### Short problem
All of the listing below must be repeated word for word. Pictures are the only thing to omit.
---- Data to process
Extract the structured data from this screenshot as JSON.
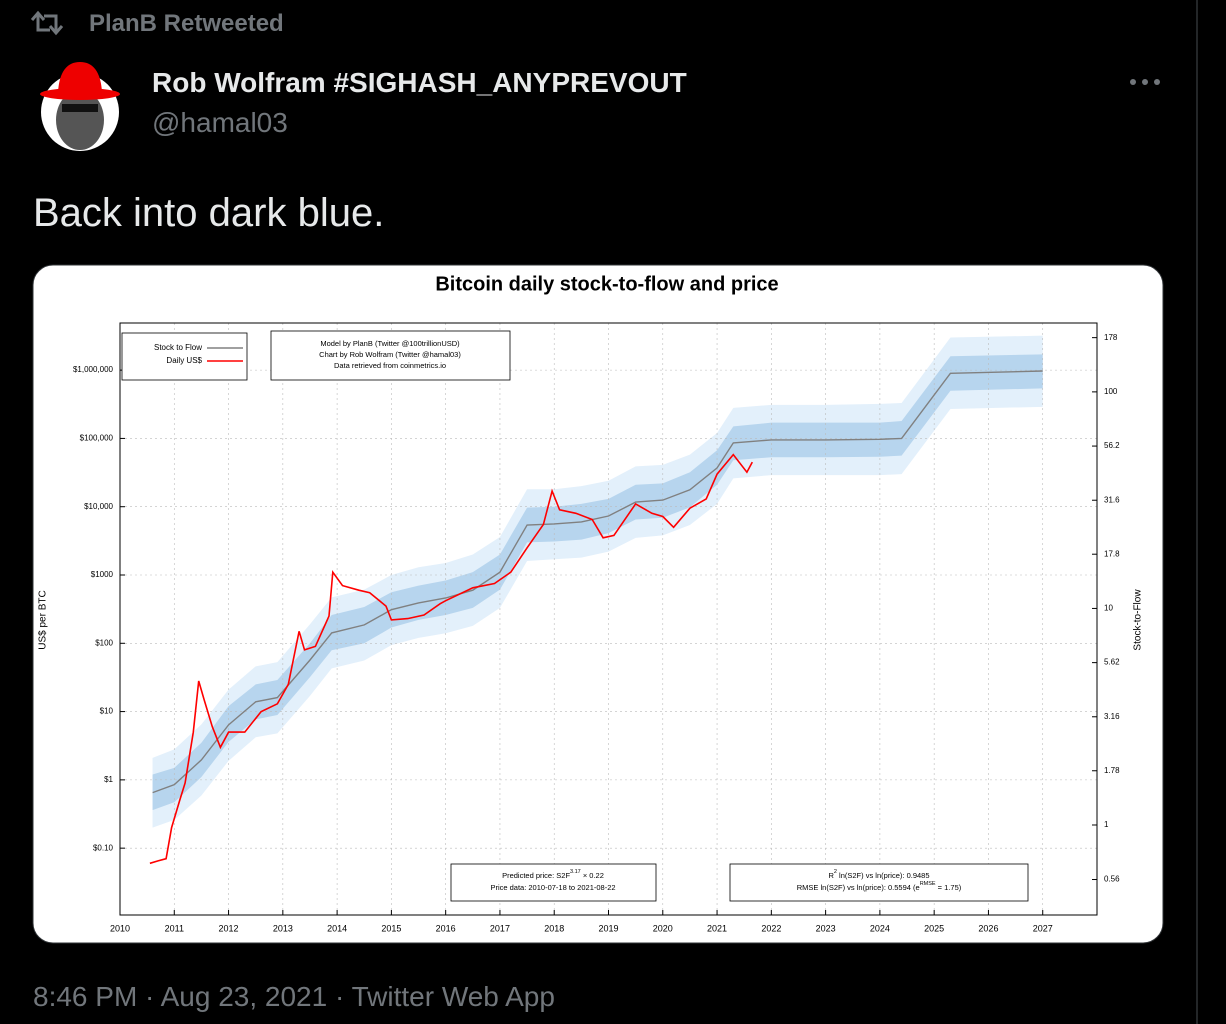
{
  "retweet": "PlanB Retweeted",
  "author": {
    "name": "Rob Wolfram #SIGHASH_ANYPREVOUT",
    "handle": "@hamal03"
  },
  "text": "Back into dark blue.",
  "timestamp": "8:46 PM · Aug 23, 2021 · Twitter Web App",
  "chart_data": {
    "type": "line",
    "title": "Bitcoin daily stock-to-flow and price",
    "y_label": "US$ per BTC",
    "y2_label": "Stock-to-Flow",
    "log_y": true,
    "grid": true,
    "legend": "top-left",
    "annotations": [
      "Model by PlanB (Twitter @100trillionUSD)",
      "Chart by Rob Wolfram (Twitter @hamal03)",
      "Data retrieved from coinmetrics.io"
    ],
    "formula": {
      "prefix": "Predicted price: S2F",
      "exponent": "3.17",
      "suffix": " × 0.22",
      "range": "Price data: 2010-07-18 to 2021-08-22"
    },
    "stats": {
      "r2_base": "R",
      "r2_exp": "2",
      "r2_text": " ln(S2F) vs ln(price): 0.9485",
      "rmse_text": "RMSE ln(S2F) vs ln(price): 0.5594 (e",
      "rmse_exp": "RMSE",
      "rmse_suffix": " = 1.75)"
    },
    "xlim": [
      2010,
      2028
    ],
    "xticks": [
      2010,
      2011,
      2012,
      2013,
      2014,
      2015,
      2016,
      2017,
      2018,
      2019,
      2020,
      2021,
      2022,
      2023,
      2024,
      2025,
      2026,
      2027
    ],
    "ylim": [
      0.0105,
      4900000
    ],
    "yticks": [
      {
        "value": 0.1,
        "label": "$0.10"
      },
      {
        "value": 1,
        "label": "$1"
      },
      {
        "value": 10,
        "label": "$10"
      },
      {
        "value": 100,
        "label": "$100"
      },
      {
        "value": 1000,
        "label": "$1000"
      },
      {
        "value": 10000,
        "label": "$10,000"
      },
      {
        "value": 100000,
        "label": "$100,000"
      },
      {
        "value": 1000000,
        "label": "$1,000,000"
      }
    ],
    "y2lim": [
      0.384,
      208
    ],
    "y2ticks": [
      0.56,
      1,
      1.78,
      3.16,
      5.62,
      10,
      17.8,
      31.6,
      56.2,
      100,
      178
    ],
    "series": [
      {
        "name": "Stock to Flow",
        "color": "#808080",
        "x": [
          2010.6,
          2011.0,
          2011.5,
          2012.0,
          2012.5,
          2012.9,
          2013.5,
          2013.9,
          2014.5,
          2015.0,
          2015.5,
          2016.0,
          2016.5,
          2017.0,
          2017.5,
          2018.0,
          2018.5,
          2019.0,
          2019.5,
          2020.0,
          2020.5,
          2021.0,
          2021.3,
          2022.0,
          2023.0,
          2024.0,
          2024.4,
          2025.3,
          2027.0
        ],
        "values": [
          0.65,
          0.85,
          1.96,
          6.4,
          13.9,
          16,
          57,
          142,
          186,
          310,
          390,
          460,
          600,
          1100,
          5400,
          5600,
          6000,
          7300,
          11700,
          12500,
          17700,
          37000,
          86000,
          95000,
          95000,
          97000,
          100000,
          900000,
          970000
        ]
      },
      {
        "name": "Daily US$",
        "color": "#ff0000",
        "x": [
          2010.55,
          2010.7,
          2010.85,
          2010.95,
          2011.1,
          2011.2,
          2011.35,
          2011.45,
          2011.55,
          2011.7,
          2011.85,
          2012.0,
          2012.3,
          2012.6,
          2012.9,
          2013.1,
          2013.3,
          2013.4,
          2013.6,
          2013.85,
          2013.92,
          2014.1,
          2014.4,
          2014.6,
          2014.9,
          2015.0,
          2015.3,
          2015.6,
          2015.9,
          2016.0,
          2016.5,
          2016.9,
          2017.2,
          2017.5,
          2017.8,
          2017.96,
          2018.1,
          2018.4,
          2018.7,
          2018.9,
          2019.1,
          2019.5,
          2019.8,
          2020.0,
          2020.2,
          2020.5,
          2020.8,
          2021.0,
          2021.3,
          2021.55,
          2021.65
        ],
        "values": [
          0.06,
          0.065,
          0.07,
          0.2,
          0.5,
          0.9,
          5,
          28,
          15,
          6,
          3,
          5,
          5,
          10,
          13,
          25,
          150,
          80,
          90,
          250,
          1100,
          700,
          600,
          550,
          350,
          220,
          230,
          260,
          380,
          420,
          650,
          750,
          1100,
          2500,
          5500,
          17000,
          9000,
          8000,
          6500,
          3500,
          3800,
          11000,
          8000,
          7200,
          5000,
          9500,
          13000,
          30000,
          58000,
          32000,
          45000
        ]
      }
    ],
    "bands": [
      {
        "color": "#e3f0fb",
        "lower": [
          0.2,
          0.26,
          0.59,
          1.9,
          4.2,
          4.8,
          17,
          43,
          56,
          94,
          120,
          140,
          180,
          330,
          1600,
          1700,
          1800,
          2200,
          3500,
          3800,
          5400,
          11000,
          26000,
          29000,
          29000,
          29000,
          30000,
          270000,
          290000
        ],
        "upper": [
          2.1,
          2.8,
          6.5,
          21,
          46,
          53,
          190,
          470,
          610,
          1000,
          1300,
          1500,
          2000,
          3600,
          18000,
          18000,
          20000,
          24000,
          39000,
          41000,
          58000,
          120000,
          280000,
          310000,
          310000,
          320000,
          330000,
          3000000,
          3200000
        ]
      },
      {
        "color": "#b7d5ee",
        "lower": [
          0.36,
          0.47,
          1.1,
          3.6,
          7.7,
          8.9,
          32,
          79,
          100,
          170,
          220,
          260,
          330,
          610,
          3000,
          3100,
          3300,
          4100,
          6500,
          6900,
          9800,
          21000,
          48000,
          53000,
          53000,
          54000,
          56000,
          500000,
          540000
        ],
        "upper": [
          1.2,
          1.5,
          3.5,
          12,
          25,
          29,
          100,
          260,
          340,
          560,
          700,
          830,
          1100,
          2000,
          9700,
          10000,
          11000,
          13000,
          21000,
          22000,
          32000,
          67000,
          150000,
          170000,
          170000,
          170000,
          180000,
          1600000,
          1700000
        ]
      }
    ]
  }
}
--------
### Solution for this task
Extract the structured data from this screenshot as JSON.
{
  "retweet": "PlanB Retweeted",
  "author": {
    "name": "Rob Wolfram #SIGHASH_ANYPREVOUT",
    "handle": "@hamal03"
  },
  "text": "Back into dark blue.",
  "timestamp": "8:46 PM · Aug 23, 2021 · Twitter Web App",
  "chart_data": {
    "type": "line",
    "title": "Bitcoin daily stock-to-flow and price",
    "y_label": "US$ per BTC",
    "y2_label": "Stock-to-Flow",
    "log_y": true,
    "grid": true,
    "legend": "top-left",
    "annotations": [
      "Model by PlanB (Twitter @100trillionUSD)",
      "Chart by Rob Wolfram (Twitter @hamal03)",
      "Data retrieved from coinmetrics.io"
    ],
    "formula": {
      "prefix": "Predicted price: S2F",
      "exponent": "3.17",
      "suffix": " × 0.22",
      "range": "Price data: 2010-07-18 to 2021-08-22"
    },
    "stats": {
      "r2_base": "R",
      "r2_exp": "2",
      "r2_text": " ln(S2F) vs ln(price): 0.9485",
      "rmse_text": "RMSE ln(S2F) vs ln(price): 0.5594 (e",
      "rmse_exp": "RMSE",
      "rmse_suffix": " = 1.75)"
    },
    "xlim": [
      2010,
      2028
    ],
    "xticks": [
      2010,
      2011,
      2012,
      2013,
      2014,
      2015,
      2016,
      2017,
      2018,
      2019,
      2020,
      2021,
      2022,
      2023,
      2024,
      2025,
      2026,
      2027
    ],
    "ylim": [
      0.0105,
      4900000
    ],
    "yticks": [
      {
        "value": 0.1,
        "label": "$0.10"
      },
      {
        "value": 1,
        "label": "$1"
      },
      {
        "value": 10,
        "label": "$10"
      },
      {
        "value": 100,
        "label": "$100"
      },
      {
        "value": 1000,
        "label": "$1000"
      },
      {
        "value": 10000,
        "label": "$10,000"
      },
      {
        "value": 100000,
        "label": "$100,000"
      },
      {
        "value": 1000000,
        "label": "$1,000,000"
      }
    ],
    "y2lim": [
      0.384,
      208
    ],
    "y2ticks": [
      0.56,
      1,
      1.78,
      3.16,
      5.62,
      10,
      17.8,
      31.6,
      56.2,
      100,
      178
    ],
    "series": [
      {
        "name": "Stock to Flow",
        "color": "#808080",
        "x": [
          2010.6,
          2011.0,
          2011.5,
          2012.0,
          2012.5,
          2012.9,
          2013.5,
          2013.9,
          2014.5,
          2015.0,
          2015.5,
          2016.0,
          2016.5,
          2017.0,
          2017.5,
          2018.0,
          2018.5,
          2019.0,
          2019.5,
          2020.0,
          2020.5,
          2021.0,
          2021.3,
          2022.0,
          2023.0,
          2024.0,
          2024.4,
          2025.3,
          2027.0
        ],
        "values": [
          0.65,
          0.85,
          1.96,
          6.4,
          13.9,
          16,
          57,
          142,
          186,
          310,
          390,
          460,
          600,
          1100,
          5400,
          5600,
          6000,
          7300,
          11700,
          12500,
          17700,
          37000,
          86000,
          95000,
          95000,
          97000,
          100000,
          900000,
          970000
        ]
      },
      {
        "name": "Daily US$",
        "color": "#ff0000",
        "x": [
          2010.55,
          2010.7,
          2010.85,
          2010.95,
          2011.1,
          2011.2,
          2011.35,
          2011.45,
          2011.55,
          2011.7,
          2011.85,
          2012.0,
          2012.3,
          2012.6,
          2012.9,
          2013.1,
          2013.3,
          2013.4,
          2013.6,
          2013.85,
          2013.92,
          2014.1,
          2014.4,
          2014.6,
          2014.9,
          2015.0,
          2015.3,
          2015.6,
          2015.9,
          2016.0,
          2016.5,
          2016.9,
          2017.2,
          2017.5,
          2017.8,
          2017.96,
          2018.1,
          2018.4,
          2018.7,
          2018.9,
          2019.1,
          2019.5,
          2019.8,
          2020.0,
          2020.2,
          2020.5,
          2020.8,
          2021.0,
          2021.3,
          2021.55,
          2021.65
        ],
        "values": [
          0.06,
          0.065,
          0.07,
          0.2,
          0.5,
          0.9,
          5,
          28,
          15,
          6,
          3,
          5,
          5,
          10,
          13,
          25,
          150,
          80,
          90,
          250,
          1100,
          700,
          600,
          550,
          350,
          220,
          230,
          260,
          380,
          420,
          650,
          750,
          1100,
          2500,
          5500,
          17000,
          9000,
          8000,
          6500,
          3500,
          3800,
          11000,
          8000,
          7200,
          5000,
          9500,
          13000,
          30000,
          58000,
          32000,
          45000
        ]
      }
    ],
    "bands": [
      {
        "color": "#e3f0fb",
        "lower": [
          0.2,
          0.26,
          0.59,
          1.9,
          4.2,
          4.8,
          17,
          43,
          56,
          94,
          120,
          140,
          180,
          330,
          1600,
          1700,
          1800,
          2200,
          3500,
          3800,
          5400,
          11000,
          26000,
          29000,
          29000,
          29000,
          30000,
          270000,
          290000
        ],
        "upper": [
          2.1,
          2.8,
          6.5,
          21,
          46,
          53,
          190,
          470,
          610,
          1000,
          1300,
          1500,
          2000,
          3600,
          18000,
          18000,
          20000,
          24000,
          39000,
          41000,
          58000,
          120000,
          280000,
          310000,
          310000,
          320000,
          330000,
          3000000,
          3200000
        ]
      },
      {
        "color": "#b7d5ee",
        "lower": [
          0.36,
          0.47,
          1.1,
          3.6,
          7.7,
          8.9,
          32,
          79,
          100,
          170,
          220,
          260,
          330,
          610,
          3000,
          3100,
          3300,
          4100,
          6500,
          6900,
          9800,
          21000,
          48000,
          53000,
          53000,
          54000,
          56000,
          500000,
          540000
        ],
        "upper": [
          1.2,
          1.5,
          3.5,
          12,
          25,
          29,
          100,
          260,
          340,
          560,
          700,
          830,
          1100,
          2000,
          9700,
          10000,
          11000,
          13000,
          21000,
          22000,
          32000,
          67000,
          150000,
          170000,
          170000,
          170000,
          180000,
          1600000,
          1700000
        ]
      }
    ]
  }
}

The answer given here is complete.